[start of Supplied material]

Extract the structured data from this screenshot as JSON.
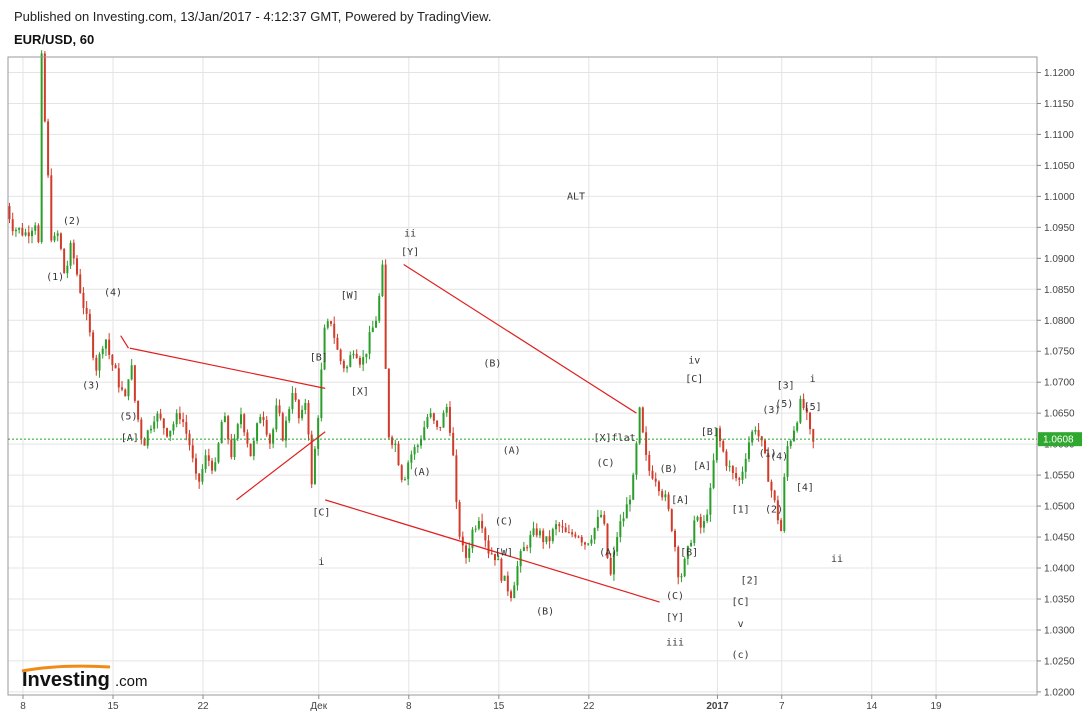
{
  "header": {
    "published": "Published on Investing.com, 13/Jan/2017 - 4:12:37 GMT, Powered by TradingView.",
    "symbol": "EUR/USD, 60"
  },
  "logo": {
    "brand": "Investing",
    "suffix": ".com"
  },
  "colors": {
    "up": "#2a9d2a",
    "down": "#d13b2a",
    "trendline": "#e02020",
    "current_line": "#22a022",
    "price_badge": "#2ea82e",
    "grid": "#e4e4e4"
  },
  "chart_data": {
    "type": "candlestick",
    "ylim": [
      1.0195,
      1.1225
    ],
    "y_ticks": [
      "1.1200",
      "1.1150",
      "1.1100",
      "1.1050",
      "1.1000",
      "1.0950",
      "1.0900",
      "1.0850",
      "1.0800",
      "1.0750",
      "1.0700",
      "1.0650",
      "1.0600",
      "1.0550",
      "1.0500",
      "1.0450",
      "1.0400",
      "1.0350",
      "1.0300",
      "1.0250",
      "1.0200"
    ],
    "x_ticks": [
      {
        "label": "8",
        "day": 0
      },
      {
        "label": "15",
        "day": 7
      },
      {
        "label": "22",
        "day": 14
      },
      {
        "label": "Дек",
        "day": 23
      },
      {
        "label": "8",
        "day": 30
      },
      {
        "label": "15",
        "day": 37
      },
      {
        "label": "22",
        "day": 44
      },
      {
        "label": "2017",
        "day": 54
      },
      {
        "label": "7",
        "day": 59
      },
      {
        "label": "14",
        "day": 66
      },
      {
        "label": "19",
        "day": 71
      }
    ],
    "current_price": "1.0608",
    "annotation_title": "ALT",
    "path": [
      [
        -1.3,
        1.1
      ],
      [
        -0.5,
        1.095
      ],
      [
        0.5,
        1.094
      ],
      [
        1.2,
        1.096
      ],
      [
        1.6,
        1.09
      ],
      [
        1.7,
        1.122
      ],
      [
        2.0,
        1.11
      ],
      [
        2.5,
        1.092
      ],
      [
        3.0,
        1.094
      ],
      [
        3.5,
        1.087
      ],
      [
        4.0,
        1.092
      ],
      [
        5.2,
        1.08
      ],
      [
        6.0,
        1.072
      ],
      [
        6.6,
        1.078
      ],
      [
        7.0,
        1.074
      ],
      [
        8.2,
        1.067
      ],
      [
        8.6,
        1.074
      ],
      [
        9.0,
        1.066
      ],
      [
        9.6,
        1.06
      ],
      [
        10.5,
        1.065
      ],
      [
        11.5,
        1.062
      ],
      [
        12.5,
        1.065
      ],
      [
        13.2,
        1.06
      ],
      [
        13.8,
        1.053
      ],
      [
        14.5,
        1.058
      ],
      [
        15.2,
        1.056
      ],
      [
        15.8,
        1.065
      ],
      [
        16.5,
        1.058
      ],
      [
        17.2,
        1.065
      ],
      [
        18.0,
        1.058
      ],
      [
        18.8,
        1.066
      ],
      [
        19.5,
        1.06
      ],
      [
        20.0,
        1.066
      ],
      [
        20.5,
        1.061
      ],
      [
        21.2,
        1.069
      ],
      [
        21.8,
        1.063
      ],
      [
        22.3,
        1.068
      ],
      [
        22.7,
        1.053
      ],
      [
        23.2,
        1.065
      ],
      [
        23.7,
        1.078
      ],
      [
        24.2,
        1.08
      ],
      [
        24.8,
        1.074
      ],
      [
        25.4,
        1.072
      ],
      [
        26.0,
        1.076
      ],
      [
        26.6,
        1.073
      ],
      [
        27.2,
        1.077
      ],
      [
        27.8,
        1.081
      ],
      [
        28.2,
        1.088
      ],
      [
        28.6,
        1.062
      ],
      [
        29.2,
        1.06
      ],
      [
        29.8,
        1.054
      ],
      [
        30.3,
        1.058
      ],
      [
        31.0,
        1.06
      ],
      [
        31.8,
        1.065
      ],
      [
        32.5,
        1.062
      ],
      [
        33.2,
        1.066
      ],
      [
        33.6,
        1.061
      ],
      [
        34.0,
        1.048
      ],
      [
        34.6,
        1.041
      ],
      [
        35.2,
        1.046
      ],
      [
        35.8,
        1.049
      ],
      [
        36.4,
        1.043
      ],
      [
        37.0,
        1.042
      ],
      [
        37.6,
        1.038
      ],
      [
        38.2,
        1.036
      ],
      [
        38.8,
        1.041
      ],
      [
        39.4,
        1.044
      ],
      [
        40.2,
        1.046
      ],
      [
        41.0,
        1.044
      ],
      [
        41.8,
        1.047
      ],
      [
        42.6,
        1.045
      ],
      [
        43.3,
        1.046
      ],
      [
        44.0,
        1.044
      ],
      [
        44.6,
        1.046
      ],
      [
        45.3,
        1.049
      ],
      [
        45.9,
        1.038
      ],
      [
        46.5,
        1.046
      ],
      [
        47.1,
        1.049
      ],
      [
        47.7,
        1.054
      ],
      [
        48.2,
        1.065
      ],
      [
        48.8,
        1.056
      ],
      [
        49.4,
        1.055
      ],
      [
        50.2,
        1.051
      ],
      [
        50.8,
        1.046
      ],
      [
        51.3,
        1.038
      ],
      [
        51.9,
        1.042
      ],
      [
        52.5,
        1.048
      ],
      [
        53.1,
        1.046
      ],
      [
        53.7,
        1.052
      ],
      [
        54.2,
        1.062
      ],
      [
        54.8,
        1.058
      ],
      [
        55.4,
        1.055
      ],
      [
        56.0,
        1.054
      ],
      [
        56.6,
        1.06
      ],
      [
        57.2,
        1.063
      ],
      [
        57.8,
        1.059
      ],
      [
        58.4,
        1.053
      ],
      [
        59.2,
        1.046
      ],
      [
        59.6,
        1.059
      ],
      [
        60.1,
        1.062
      ],
      [
        60.8,
        1.067
      ],
      [
        61.2,
        1.064
      ],
      [
        61.6,
        1.06
      ]
    ],
    "trendlines": [
      [
        [
          8.3,
          1.0755
        ],
        [
          23.5,
          1.069
        ]
      ],
      [
        [
          7.6,
          1.0775
        ],
        [
          8.2,
          1.0755
        ]
      ],
      [
        [
          16.6,
          1.051
        ],
        [
          23.5,
          1.062
        ]
      ],
      [
        [
          23.5,
          1.051
        ],
        [
          49.5,
          1.0345
        ]
      ],
      [
        [
          29.6,
          1.089
        ],
        [
          47.7,
          1.065
        ]
      ]
    ],
    "wave_labels": [
      {
        "text": "(2)",
        "day": 3.8,
        "price": 1.0955
      },
      {
        "text": "(1)",
        "day": 2.5,
        "price": 1.0865
      },
      {
        "text": "(4)",
        "day": 7.0,
        "price": 1.084
      },
      {
        "text": "(3)",
        "day": 5.3,
        "price": 1.069
      },
      {
        "text": "(5)",
        "day": 8.2,
        "price": 1.064
      },
      {
        "text": "[A]",
        "day": 8.3,
        "price": 1.0605
      },
      {
        "text": "[W]",
        "day": 25.4,
        "price": 1.0835
      },
      {
        "text": "[B]",
        "day": 23.0,
        "price": 1.0735
      },
      {
        "text": "[X]",
        "day": 26.2,
        "price": 1.068
      },
      {
        "text": "ii",
        "day": 30.1,
        "price": 1.0935
      },
      {
        "text": "[Y]",
        "day": 30.1,
        "price": 1.0905
      },
      {
        "text": "[C]",
        "day": 23.2,
        "price": 1.0485
      },
      {
        "text": "i",
        "day": 23.2,
        "price": 1.0405
      },
      {
        "text": "ALT",
        "day": 43.0,
        "price": 1.0995
      },
      {
        "text": "(B)",
        "day": 36.5,
        "price": 1.0725
      },
      {
        "text": "(A)",
        "day": 31.0,
        "price": 1.055
      },
      {
        "text": "(A)",
        "day": 38.0,
        "price": 1.0585
      },
      {
        "text": "(C)",
        "day": 37.4,
        "price": 1.047
      },
      {
        "text": "[W]",
        "day": 37.4,
        "price": 1.042
      },
      {
        "text": "(B)",
        "day": 40.6,
        "price": 1.0325
      },
      {
        "text": "[X]flat",
        "day": 46.0,
        "price": 1.0605
      },
      {
        "text": "(C)",
        "day": 45.3,
        "price": 1.0565
      },
      {
        "text": "(A)",
        "day": 45.5,
        "price": 1.042
      },
      {
        "text": "(B)",
        "day": 50.2,
        "price": 1.0555
      },
      {
        "text": "[A]",
        "day": 51.1,
        "price": 1.0505
      },
      {
        "text": "[B]",
        "day": 51.8,
        "price": 1.042
      },
      {
        "text": "(C)",
        "day": 50.7,
        "price": 1.035
      },
      {
        "text": "[Y]",
        "day": 50.7,
        "price": 1.0315
      },
      {
        "text": "iii",
        "day": 50.7,
        "price": 1.0275
      },
      {
        "text": "iv",
        "day": 52.2,
        "price": 1.073
      },
      {
        "text": "[C]",
        "day": 52.2,
        "price": 1.07
      },
      {
        "text": "[A]",
        "day": 52.8,
        "price": 1.056
      },
      {
        "text": "[B]",
        "day": 53.4,
        "price": 1.0615
      },
      {
        "text": "[1]",
        "day": 55.8,
        "price": 1.049
      },
      {
        "text": "[2]",
        "day": 56.5,
        "price": 1.0375
      },
      {
        "text": "[C]",
        "day": 55.8,
        "price": 1.034
      },
      {
        "text": "v",
        "day": 55.8,
        "price": 1.0305
      },
      {
        "text": "(c)",
        "day": 55.8,
        "price": 1.0255
      },
      {
        "text": "(1)",
        "day": 57.9,
        "price": 1.058
      },
      {
        "text": "(2)",
        "day": 58.4,
        "price": 1.049
      },
      {
        "text": "(3)",
        "day": 58.2,
        "price": 1.065
      },
      {
        "text": "(4)",
        "day": 58.8,
        "price": 1.0575
      },
      {
        "text": "(5)",
        "day": 59.2,
        "price": 1.066
      },
      {
        "text": "[3]",
        "day": 59.3,
        "price": 1.069
      },
      {
        "text": "[4]",
        "day": 60.8,
        "price": 1.0525
      },
      {
        "text": "[5]",
        "day": 61.4,
        "price": 1.0655
      },
      {
        "text": "i",
        "day": 61.4,
        "price": 1.07
      },
      {
        "text": "ii",
        "day": 63.3,
        "price": 1.041
      }
    ]
  }
}
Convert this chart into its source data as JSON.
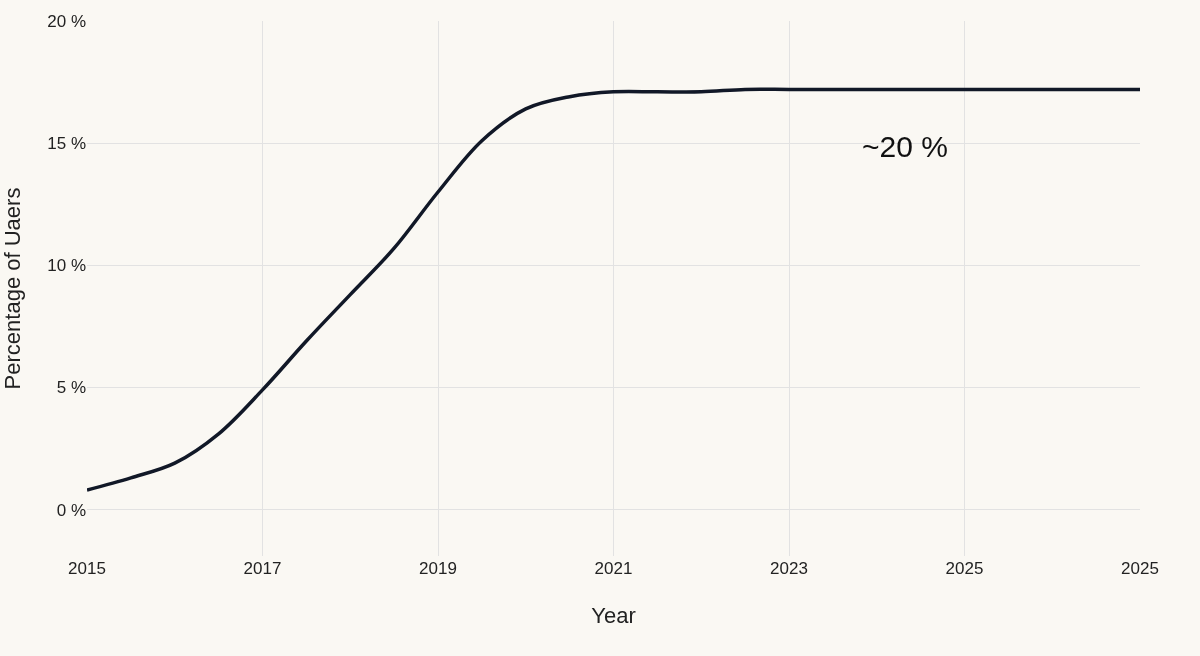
{
  "chart_data": {
    "type": "line",
    "xlabel": "Year",
    "ylabel": "Percentage of Uaers",
    "categories": [
      "2015",
      null,
      null,
      null,
      "2017",
      null,
      null,
      null,
      "2019",
      null,
      null,
      null,
      "2021",
      null,
      null,
      null,
      "2023",
      null,
      null,
      null,
      "2025",
      null,
      null,
      null,
      "2025"
    ],
    "series": [
      {
        "color": "#111827",
        "values": [
          0.8,
          1.3,
          1.9,
          3.1,
          4.9,
          6.9,
          8.8,
          10.7,
          13.0,
          15.1,
          16.4,
          16.9,
          17.1,
          17.1,
          17.1,
          17.2,
          17.2,
          17.2,
          17.2,
          17.2,
          17.2,
          17.2,
          17.2,
          17.2,
          17.2
        ]
      }
    ],
    "ylim": [
      -1.9,
      20
    ],
    "yticks": [
      {
        "value": 0,
        "label": "0 %"
      },
      {
        "value": 5,
        "label": "5 %"
      },
      {
        "value": 10,
        "label": "10 %"
      },
      {
        "value": 15,
        "label": "15 %"
      },
      {
        "value": 20,
        "label": "20 %"
      }
    ],
    "grid": true,
    "legend": false,
    "marker": "none",
    "line_style": "solid",
    "annotations": [
      "~20 %"
    ]
  }
}
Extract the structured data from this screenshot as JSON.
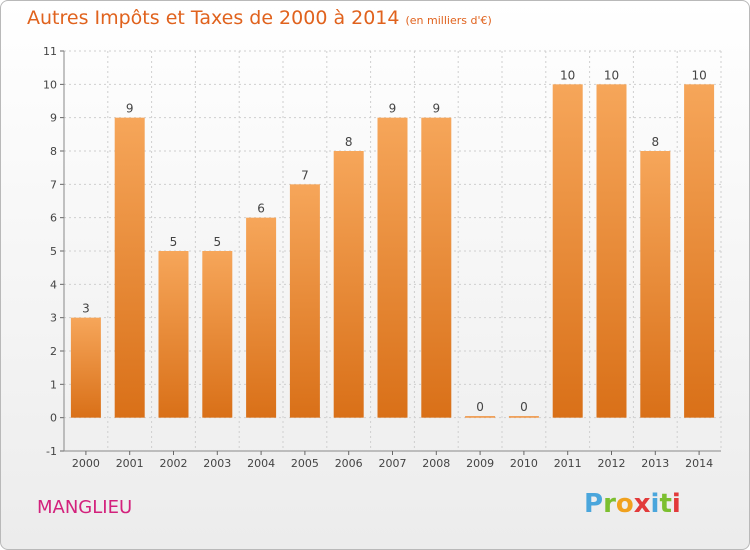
{
  "chart_data": {
    "type": "bar",
    "title": "Autres Impôts et Taxes de 2000 à 2014",
    "unit_note": "(en milliers d'€)",
    "categories": [
      "2000",
      "2001",
      "2002",
      "2003",
      "2004",
      "2005",
      "2006",
      "2007",
      "2008",
      "2009",
      "2010",
      "2011",
      "2012",
      "2013",
      "2014"
    ],
    "values": [
      3,
      9,
      5,
      5,
      6,
      7,
      8,
      9,
      9,
      0,
      0,
      10,
      10,
      8,
      10
    ],
    "yticks": [
      "-1",
      "0",
      "1",
      "2",
      "3",
      "4",
      "5",
      "6",
      "7",
      "8",
      "9",
      "10",
      "11"
    ],
    "ylim": [
      -1,
      11
    ],
    "grid": true,
    "bar_color": "#f0913c"
  },
  "place_name": "MANGLIEU",
  "logo": {
    "letters": [
      "P",
      "r",
      "o",
      "x",
      "i",
      "t",
      "i"
    ],
    "colors": [
      "#4aa6dc",
      "#7cbf2f",
      "#f0a11e",
      "#e23a3a",
      "#4aa6dc",
      "#7cbf2f",
      "#e23a3a"
    ]
  }
}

[end of Supplied material]

Set task:
Return each line of the data that contains the string "Investing".

Finished answer:
    "published": "Published on Investing.com, 13/Jan/2017 - 4:12:37 GMT, Powered by TradingView.",
    "brand": "Investing",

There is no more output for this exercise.